**Dataset rows**
.....

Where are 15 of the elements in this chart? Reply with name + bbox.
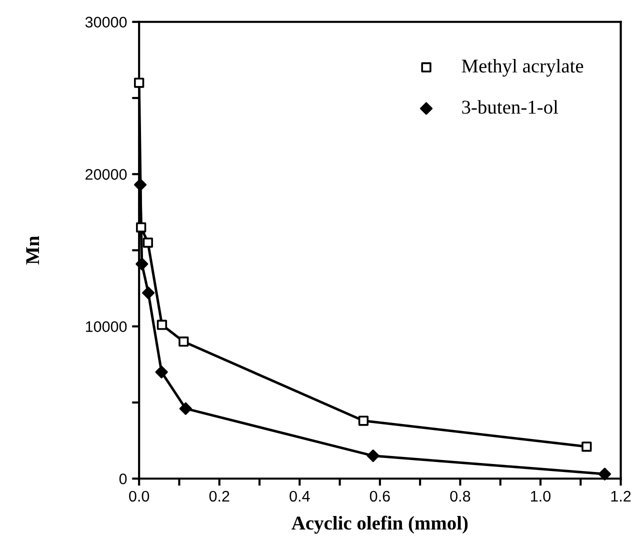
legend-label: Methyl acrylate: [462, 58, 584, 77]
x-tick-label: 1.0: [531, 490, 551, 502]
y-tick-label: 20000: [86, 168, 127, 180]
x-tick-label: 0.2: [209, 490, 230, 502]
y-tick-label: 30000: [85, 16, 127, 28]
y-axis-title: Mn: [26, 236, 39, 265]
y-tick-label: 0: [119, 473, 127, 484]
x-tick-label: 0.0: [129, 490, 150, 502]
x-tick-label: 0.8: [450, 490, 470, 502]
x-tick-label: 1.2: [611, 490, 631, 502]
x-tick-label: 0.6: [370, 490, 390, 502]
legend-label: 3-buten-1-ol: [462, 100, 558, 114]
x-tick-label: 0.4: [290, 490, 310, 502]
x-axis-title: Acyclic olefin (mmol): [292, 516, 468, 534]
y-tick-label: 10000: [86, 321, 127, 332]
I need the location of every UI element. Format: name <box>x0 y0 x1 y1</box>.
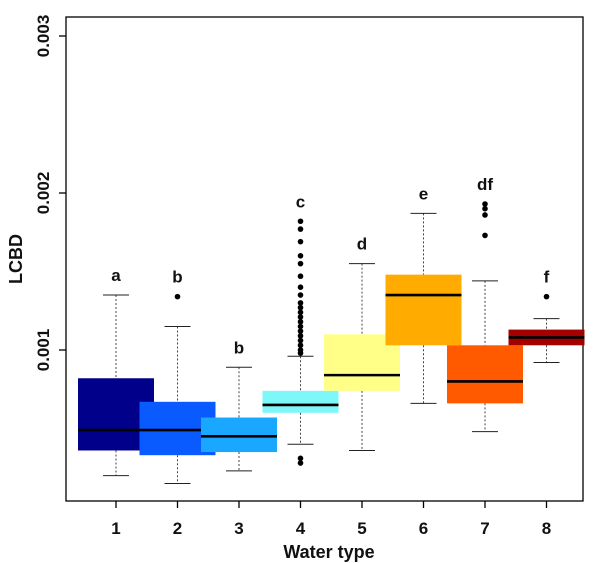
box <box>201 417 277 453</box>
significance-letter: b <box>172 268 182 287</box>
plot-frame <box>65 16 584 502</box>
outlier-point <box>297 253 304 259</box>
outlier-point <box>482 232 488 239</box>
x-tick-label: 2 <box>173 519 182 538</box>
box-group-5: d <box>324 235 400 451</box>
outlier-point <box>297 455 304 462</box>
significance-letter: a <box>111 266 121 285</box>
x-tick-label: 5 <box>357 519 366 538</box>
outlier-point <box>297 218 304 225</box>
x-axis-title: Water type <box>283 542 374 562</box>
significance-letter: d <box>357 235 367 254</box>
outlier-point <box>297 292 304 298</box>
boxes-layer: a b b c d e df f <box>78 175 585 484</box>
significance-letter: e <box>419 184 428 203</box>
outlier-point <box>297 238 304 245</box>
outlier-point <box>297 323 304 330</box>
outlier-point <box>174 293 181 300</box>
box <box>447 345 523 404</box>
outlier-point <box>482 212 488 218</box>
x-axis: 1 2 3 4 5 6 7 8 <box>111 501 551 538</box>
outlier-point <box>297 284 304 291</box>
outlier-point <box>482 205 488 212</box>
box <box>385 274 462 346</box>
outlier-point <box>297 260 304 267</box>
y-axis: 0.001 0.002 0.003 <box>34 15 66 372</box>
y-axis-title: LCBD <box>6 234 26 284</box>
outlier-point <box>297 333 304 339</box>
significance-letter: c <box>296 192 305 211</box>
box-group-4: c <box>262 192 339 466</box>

.....

Reproduce every line of the listing above word for word, leaving out the picture placeholders.

Where are 15 of the elements in this chart? Reply with name + bbox.
legend-label: Methyl acrylate: [462, 58, 584, 77]
x-tick-label: 1.0: [531, 490, 551, 502]
y-tick-label: 20000: [86, 168, 127, 180]
x-tick-label: 0.2: [209, 490, 230, 502]
y-tick-label: 30000: [85, 16, 127, 28]
y-axis-title: Mn: [26, 236, 39, 265]
y-tick-label: 0: [119, 473, 127, 484]
x-tick-label: 0.0: [129, 490, 150, 502]
x-tick-label: 0.8: [450, 490, 470, 502]
x-tick-label: 1.2: [611, 490, 631, 502]
x-tick-label: 0.6: [370, 490, 390, 502]
legend-label: 3-buten-1-ol: [462, 100, 558, 114]
x-tick-label: 0.4: [290, 490, 310, 502]
x-axis-title: Acyclic olefin (mmol): [292, 516, 468, 534]
y-tick-label: 10000: [86, 321, 127, 332]
I need the location of every UI element. Format: name <box>x0 y0 x1 y1</box>.
box <box>201 417 277 453</box>
significance-letter: b <box>172 268 182 287</box>
plot-frame <box>65 16 584 502</box>
outlier-point <box>297 253 304 259</box>
outlier-point <box>482 232 488 239</box>
x-tick-label: 2 <box>173 519 182 538</box>
box-group-5: d <box>324 235 400 451</box>
outlier-point <box>297 455 304 462</box>
significance-letter: a <box>111 266 121 285</box>
x-tick-label: 5 <box>357 519 366 538</box>
outlier-point <box>297 218 304 225</box>
x-axis-title: Water type <box>283 542 374 562</box>
significance-letter: d <box>357 235 367 254</box>
outlier-point <box>297 292 304 298</box>
boxes-layer: a b b c d e df f <box>78 175 585 484</box>
significance-letter: e <box>419 184 428 203</box>
outlier-point <box>297 238 304 245</box>
outlier-point <box>297 323 304 330</box>
outlier-point <box>174 293 181 300</box>
box <box>447 345 523 404</box>
outlier-point <box>482 212 488 218</box>
x-axis: 1 2 3 4 5 6 7 8 <box>111 501 551 538</box>
outlier-point <box>297 284 304 291</box>
outlier-point <box>482 205 488 212</box>
box <box>385 274 462 346</box>
outlier-point <box>297 260 304 267</box>
y-axis: 0.001 0.002 0.003 <box>34 15 66 372</box>
y-axis-title: LCBD <box>6 234 26 284</box>
outlier-point <box>297 333 304 339</box>
significance-letter: c <box>296 192 305 211</box>
box-group-4: c <box>262 192 339 466</box>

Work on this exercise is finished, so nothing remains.